- _SOURCE EXTRACT_

Segment Open

3 thoughts on “UK Moves to Protect Health Care Workers

  1. A 2005 study of Michigan ER doctors showed that 75% were verbally threatened, 28% were physically assaulted and 3.5% were stalked in the previous year.

    This study was quoted in a recent Wall St. Journal column, “Nurses’ Reality: Enduring Slights, Injuries While Caring for Patients.”

    One might also wonder where OSHA is on workplace violence. OSHA issued guidelines on workplace violence in health care and social service institutions during the Clinton Administration, but has done very little enforcement; none during this administration.

    Interestingly, a federal judge ruled last week against an Oklahoma law that prohibited employers from banning firearms from the workplace because it was in violation of OSHA’s General Duty Clause:

    In his Oct. 4 order granting the plaintiffs’ request for a permanent injunction, [Judge Terence] Kern ruled that the 2004 and 2005 amendments conflict with the OSH Act’s Section 5(a)(1), otherwise known as the general duty clause, which requires employers to protect workers from “recognized hazards that are causing or are likely to cause death or serious physical harm.” In addition, the amendments thwart the act’s aim of promoting workplace safety. As such, the amendments are preempted by the act, the judge held.

    In concluding that the general duty clause extends to the prevention of workplace violence caused by firearms, Kern cited the Occupational Safety and Health Administration’s Web page on workplace violence, which states that homicide is the fourth leading cause of fatal workplace injury in the United States. The judge found, based on his own analysis of Bureau of Labor Statistics data, that in 2004 and 2005, 75 percent and 77 percent respectively of workplace homicides were gun-related.

  2. Thanks Jordan. Glad to know that there is at least one judge who puts workers’ rights to a safe workplace above some broad reading of the Second Amendment on bearing arms.

Segment Closed

- _DATA LISTING_
Segment Open

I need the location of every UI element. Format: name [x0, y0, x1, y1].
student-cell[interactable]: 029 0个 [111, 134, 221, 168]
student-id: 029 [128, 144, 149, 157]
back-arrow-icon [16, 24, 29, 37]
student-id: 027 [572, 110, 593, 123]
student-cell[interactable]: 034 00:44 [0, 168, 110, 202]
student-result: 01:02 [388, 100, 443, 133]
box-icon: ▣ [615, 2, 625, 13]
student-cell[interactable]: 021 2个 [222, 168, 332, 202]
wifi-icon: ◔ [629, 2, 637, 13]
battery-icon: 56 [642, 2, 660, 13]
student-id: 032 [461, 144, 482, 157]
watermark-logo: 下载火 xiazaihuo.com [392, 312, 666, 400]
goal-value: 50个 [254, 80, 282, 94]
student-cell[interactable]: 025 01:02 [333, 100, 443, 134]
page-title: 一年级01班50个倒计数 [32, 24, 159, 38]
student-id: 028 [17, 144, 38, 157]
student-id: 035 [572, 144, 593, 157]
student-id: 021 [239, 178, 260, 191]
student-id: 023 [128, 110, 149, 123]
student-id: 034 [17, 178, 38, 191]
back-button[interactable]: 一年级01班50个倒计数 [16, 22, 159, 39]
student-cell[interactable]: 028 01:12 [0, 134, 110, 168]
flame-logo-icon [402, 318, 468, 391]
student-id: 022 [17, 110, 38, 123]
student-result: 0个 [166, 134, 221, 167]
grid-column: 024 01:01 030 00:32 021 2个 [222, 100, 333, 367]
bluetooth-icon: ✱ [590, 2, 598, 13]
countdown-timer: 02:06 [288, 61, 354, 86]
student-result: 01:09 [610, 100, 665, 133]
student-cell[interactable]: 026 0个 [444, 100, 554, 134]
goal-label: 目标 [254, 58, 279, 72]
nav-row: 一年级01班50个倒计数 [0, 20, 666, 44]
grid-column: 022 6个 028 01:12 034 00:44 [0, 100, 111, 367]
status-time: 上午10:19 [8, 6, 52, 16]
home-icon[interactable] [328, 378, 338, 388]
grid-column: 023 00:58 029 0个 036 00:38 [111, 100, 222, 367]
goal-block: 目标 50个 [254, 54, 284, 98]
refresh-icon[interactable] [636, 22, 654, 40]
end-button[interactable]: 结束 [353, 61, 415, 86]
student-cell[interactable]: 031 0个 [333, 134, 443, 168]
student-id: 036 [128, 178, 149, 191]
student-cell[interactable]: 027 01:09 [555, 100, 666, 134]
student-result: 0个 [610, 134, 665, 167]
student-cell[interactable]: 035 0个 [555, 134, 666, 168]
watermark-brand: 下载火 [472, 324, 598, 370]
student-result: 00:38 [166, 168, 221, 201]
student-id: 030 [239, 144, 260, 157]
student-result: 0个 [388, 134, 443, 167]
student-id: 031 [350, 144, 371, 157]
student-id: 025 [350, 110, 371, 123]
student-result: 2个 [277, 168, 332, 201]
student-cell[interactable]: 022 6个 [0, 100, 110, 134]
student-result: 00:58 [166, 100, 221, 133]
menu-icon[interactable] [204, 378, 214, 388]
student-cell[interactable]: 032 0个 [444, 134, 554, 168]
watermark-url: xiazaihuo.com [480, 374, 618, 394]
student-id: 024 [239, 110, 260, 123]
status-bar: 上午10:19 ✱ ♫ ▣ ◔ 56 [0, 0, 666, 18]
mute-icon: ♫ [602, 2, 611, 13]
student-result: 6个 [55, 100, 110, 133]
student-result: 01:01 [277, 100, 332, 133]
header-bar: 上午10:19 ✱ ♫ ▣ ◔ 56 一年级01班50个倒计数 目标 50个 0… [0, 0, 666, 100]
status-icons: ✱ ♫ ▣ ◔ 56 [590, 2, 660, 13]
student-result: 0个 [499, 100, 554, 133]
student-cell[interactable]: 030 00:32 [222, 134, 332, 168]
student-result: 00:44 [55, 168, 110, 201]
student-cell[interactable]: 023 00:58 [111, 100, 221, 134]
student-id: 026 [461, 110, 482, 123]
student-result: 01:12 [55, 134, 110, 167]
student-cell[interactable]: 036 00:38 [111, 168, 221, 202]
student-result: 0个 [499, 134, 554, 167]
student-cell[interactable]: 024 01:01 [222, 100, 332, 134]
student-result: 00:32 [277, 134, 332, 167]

Segment Closed

- _ACTIVITY LIST_
**1.** Answer these questions from the comment thread on protecting health care workers:
(a) In the 2005 study of Michigan ER doctors, what percentage had been physically assaulted in the previous year?
(b) Which section of the OSH Act did Judge Kern find the Oklahoma amendments conflict with?
(c) According to the judge's analysis, what percentage of workplace homicides in 2005 were gun-related?
**2.** Write the next part of the comment thread on protecting health care workers, starting after its final comment.

- _RESULTS FOR EACH TASK_
**1.**
(a) 28%
(b) Section 5(a)(1), the general duty clause
(c) 77 percent

**2.**
  3. You can add Oregon to the growing list of states trying to take some action in this area.

    During the last state legislative session, the lawmakers passed HB2022, which applies to hospitals, home health care services associated with a hospital, and ambulatory surgical centers. These selected health care employers are required to:
    * Conduct periodic security and safety assessments to identify existing or potential hazards for assaults committed against employees;
    * Develop and implement an assault prevention and protection program;
    * Provide assault prevention and protection training on a regular basis for employees;
    * Maintain a record of assaults committed against employees taht occur on the premises of the health care employer (or in the home of a patient receiving home health care services).

    Furthermore, employees who have been previously assaulted by a patient may request that a second employee accompany him or her when treating the patient. If a second employee cannot be provided, the employee has the right to refuse to treat the patient. The employer cannot impose sanctions on an employee who used reasonable physical force in self-defense.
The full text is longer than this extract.